» **RECORDS FOR PROCESSING**:
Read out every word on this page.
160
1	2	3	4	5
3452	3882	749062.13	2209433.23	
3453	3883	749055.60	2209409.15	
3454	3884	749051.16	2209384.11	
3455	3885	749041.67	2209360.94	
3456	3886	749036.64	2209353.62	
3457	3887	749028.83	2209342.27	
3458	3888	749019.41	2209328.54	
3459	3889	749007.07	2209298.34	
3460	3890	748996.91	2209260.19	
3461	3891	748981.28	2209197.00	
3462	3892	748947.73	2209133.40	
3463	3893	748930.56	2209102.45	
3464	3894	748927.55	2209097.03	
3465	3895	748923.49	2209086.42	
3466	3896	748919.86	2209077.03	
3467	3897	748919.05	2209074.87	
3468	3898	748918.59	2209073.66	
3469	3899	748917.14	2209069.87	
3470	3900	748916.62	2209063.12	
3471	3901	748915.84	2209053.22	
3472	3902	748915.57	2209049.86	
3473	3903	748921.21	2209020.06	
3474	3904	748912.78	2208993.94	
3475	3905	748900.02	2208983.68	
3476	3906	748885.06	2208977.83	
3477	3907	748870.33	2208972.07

» **TASK INSTRUCTIONS**:
Return every entry exactly as given.

» **TASK RESULT**:
Read out every word on this page.
160
1	2	3	4	5
3452	3882	749062.13	2209433.23	
3453	3883	749055.60	2209409.15	
3454	3884	749051.16	2209384.11	
3455	3885	749041.67	2209360.94	
3456	3886	749036.64	2209353.62	
3457	3887	749028.83	2209342.27	
3458	3888	749019.41	2209328.54	
3459	3889	749007.07	2209298.34	
3460	3890	748996.91	2209260.19	
3461	3891	748981.28	2209197.00	
3462	3892	748947.73	2209133.40	
3463	3893	748930.56	2209102.45	
3464	3894	748927.55	2209097.03	
3465	3895	748923.49	2209086.42	
3466	3896	748919.86	2209077.03	
3467	3897	748919.05	2209074.87	
3468	3898	748918.59	2209073.66	
3469	3899	748917.14	2209069.87	
3470	3900	748916.62	2209063.12	
3471	3901	748915.84	2209053.22	
3472	3902	748915.57	2209049.86	
3473	3903	748921.21	2209020.06	
3474	3904	748912.78	2208993.94	
3475	3905	748900.02	2208983.68	
3476	3906	748885.06	2208977.83	
3477	3907	748870.33	2208972.07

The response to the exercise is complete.